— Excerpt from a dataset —

☆ ☆ ☆ ☆ ☆ ☆ ☆

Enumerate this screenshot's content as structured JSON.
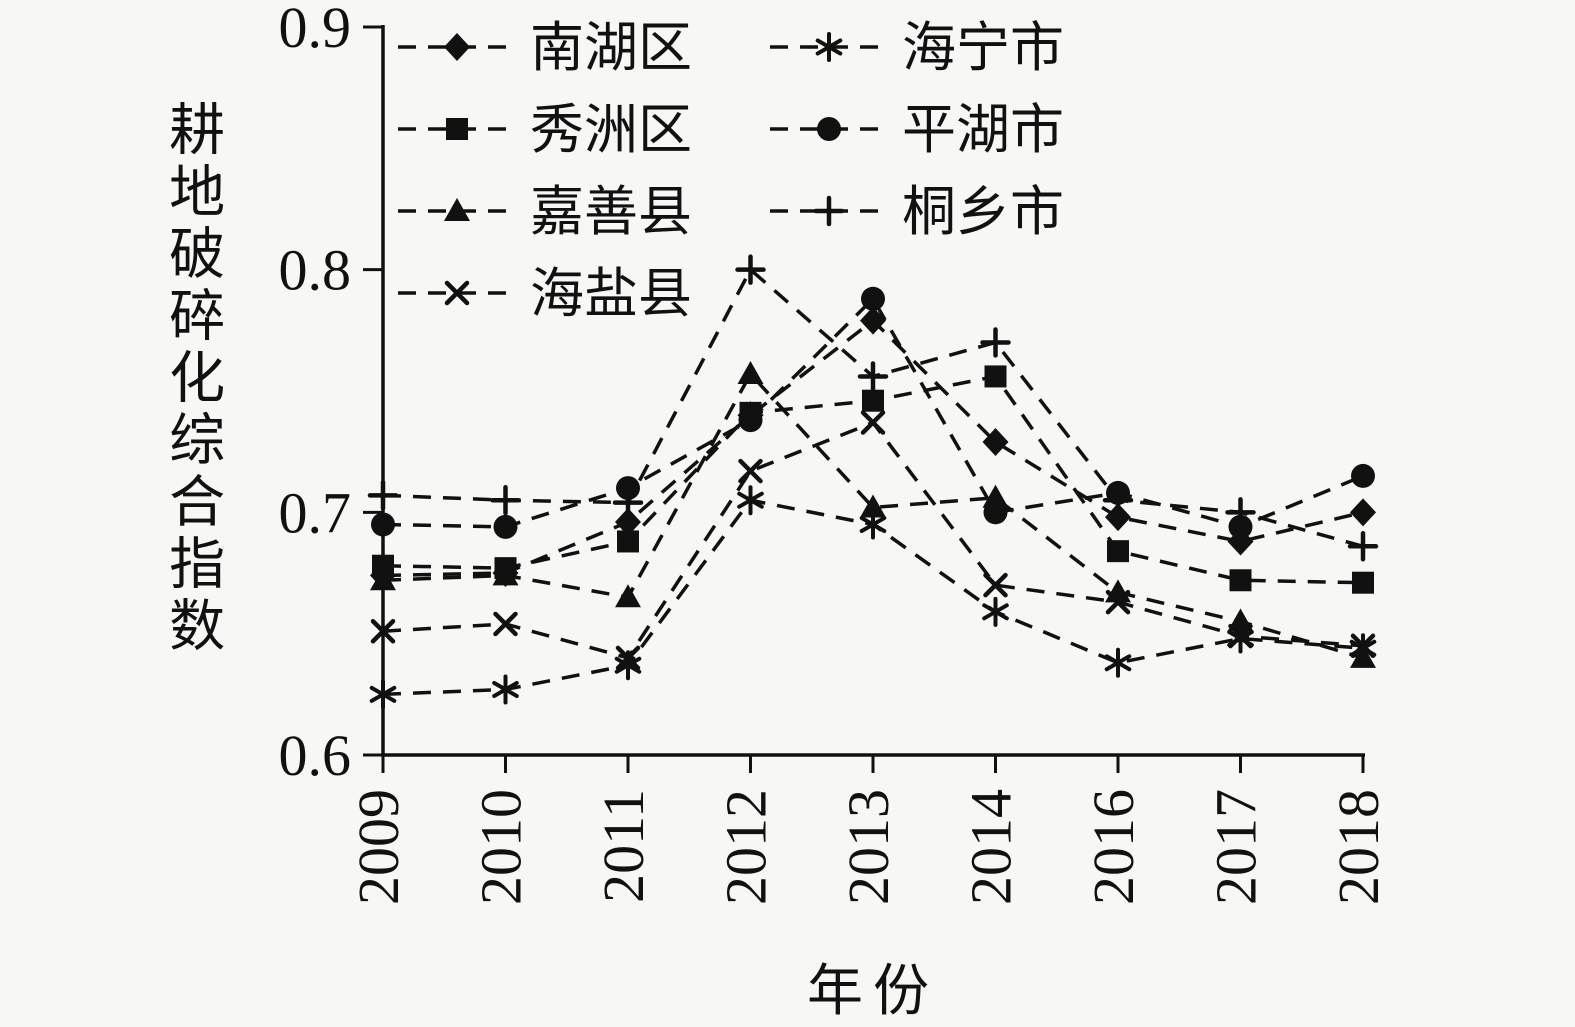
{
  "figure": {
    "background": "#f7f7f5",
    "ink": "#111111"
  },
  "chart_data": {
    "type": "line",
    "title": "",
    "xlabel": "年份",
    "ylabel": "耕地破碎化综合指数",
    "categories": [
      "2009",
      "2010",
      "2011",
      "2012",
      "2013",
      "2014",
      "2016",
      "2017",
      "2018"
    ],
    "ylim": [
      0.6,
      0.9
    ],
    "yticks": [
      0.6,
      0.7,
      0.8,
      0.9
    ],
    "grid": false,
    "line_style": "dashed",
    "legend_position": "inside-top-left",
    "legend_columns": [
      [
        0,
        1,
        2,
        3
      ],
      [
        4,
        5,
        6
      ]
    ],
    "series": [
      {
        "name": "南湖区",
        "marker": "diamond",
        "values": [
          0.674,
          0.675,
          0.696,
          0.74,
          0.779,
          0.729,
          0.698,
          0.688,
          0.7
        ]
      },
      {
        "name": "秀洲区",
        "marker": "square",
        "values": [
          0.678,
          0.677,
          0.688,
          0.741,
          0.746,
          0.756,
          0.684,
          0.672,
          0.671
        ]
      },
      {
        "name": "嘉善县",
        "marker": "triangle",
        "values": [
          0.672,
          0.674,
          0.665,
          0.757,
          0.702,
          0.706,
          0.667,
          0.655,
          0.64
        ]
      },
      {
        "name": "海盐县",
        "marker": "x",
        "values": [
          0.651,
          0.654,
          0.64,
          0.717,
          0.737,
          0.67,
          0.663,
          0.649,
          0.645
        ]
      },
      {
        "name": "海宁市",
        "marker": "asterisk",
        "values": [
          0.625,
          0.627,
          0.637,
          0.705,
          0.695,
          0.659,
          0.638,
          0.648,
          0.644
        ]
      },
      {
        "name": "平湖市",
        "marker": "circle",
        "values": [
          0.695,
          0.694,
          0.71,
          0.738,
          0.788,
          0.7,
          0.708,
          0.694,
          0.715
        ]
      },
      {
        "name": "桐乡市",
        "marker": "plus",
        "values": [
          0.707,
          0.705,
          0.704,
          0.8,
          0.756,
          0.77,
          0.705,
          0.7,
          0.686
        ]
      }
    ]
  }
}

☆ ☆ ☆ ☆ ☆ ☆ ☆

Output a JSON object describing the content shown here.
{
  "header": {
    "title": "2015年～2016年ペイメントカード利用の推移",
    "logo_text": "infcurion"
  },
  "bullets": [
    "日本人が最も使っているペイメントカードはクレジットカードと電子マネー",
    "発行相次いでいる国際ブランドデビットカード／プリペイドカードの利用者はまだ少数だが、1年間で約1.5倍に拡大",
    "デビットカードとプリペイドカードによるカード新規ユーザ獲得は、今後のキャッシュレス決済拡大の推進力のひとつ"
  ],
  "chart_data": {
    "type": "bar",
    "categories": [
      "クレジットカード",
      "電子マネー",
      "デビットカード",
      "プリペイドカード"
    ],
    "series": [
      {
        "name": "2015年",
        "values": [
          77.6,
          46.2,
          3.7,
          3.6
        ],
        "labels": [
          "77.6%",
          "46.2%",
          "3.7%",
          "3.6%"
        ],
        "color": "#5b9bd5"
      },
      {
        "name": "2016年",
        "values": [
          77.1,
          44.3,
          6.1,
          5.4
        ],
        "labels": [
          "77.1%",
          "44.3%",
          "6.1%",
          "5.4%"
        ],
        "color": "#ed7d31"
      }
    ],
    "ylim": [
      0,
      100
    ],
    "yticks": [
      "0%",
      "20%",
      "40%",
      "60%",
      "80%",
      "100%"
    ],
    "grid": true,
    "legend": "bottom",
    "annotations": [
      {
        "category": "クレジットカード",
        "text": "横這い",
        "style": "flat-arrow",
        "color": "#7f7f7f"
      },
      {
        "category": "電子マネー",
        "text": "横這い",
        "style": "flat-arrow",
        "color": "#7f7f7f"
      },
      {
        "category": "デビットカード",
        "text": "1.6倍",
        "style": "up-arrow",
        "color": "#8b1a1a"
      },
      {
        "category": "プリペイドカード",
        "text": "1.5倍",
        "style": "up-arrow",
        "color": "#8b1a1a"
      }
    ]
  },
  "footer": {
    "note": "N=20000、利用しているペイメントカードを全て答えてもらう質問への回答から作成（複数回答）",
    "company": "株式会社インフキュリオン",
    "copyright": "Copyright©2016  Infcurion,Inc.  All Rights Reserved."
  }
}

☆ ☆ ☆ ☆ ☆ ☆ ☆

— WRITTEN PROBLEM —
Take every line containing the word "JSON" and copy it.

— FINISHED TASK —
Enumerate this screenshot's content as structured JSON.
Output a JSON object describing the content shown here.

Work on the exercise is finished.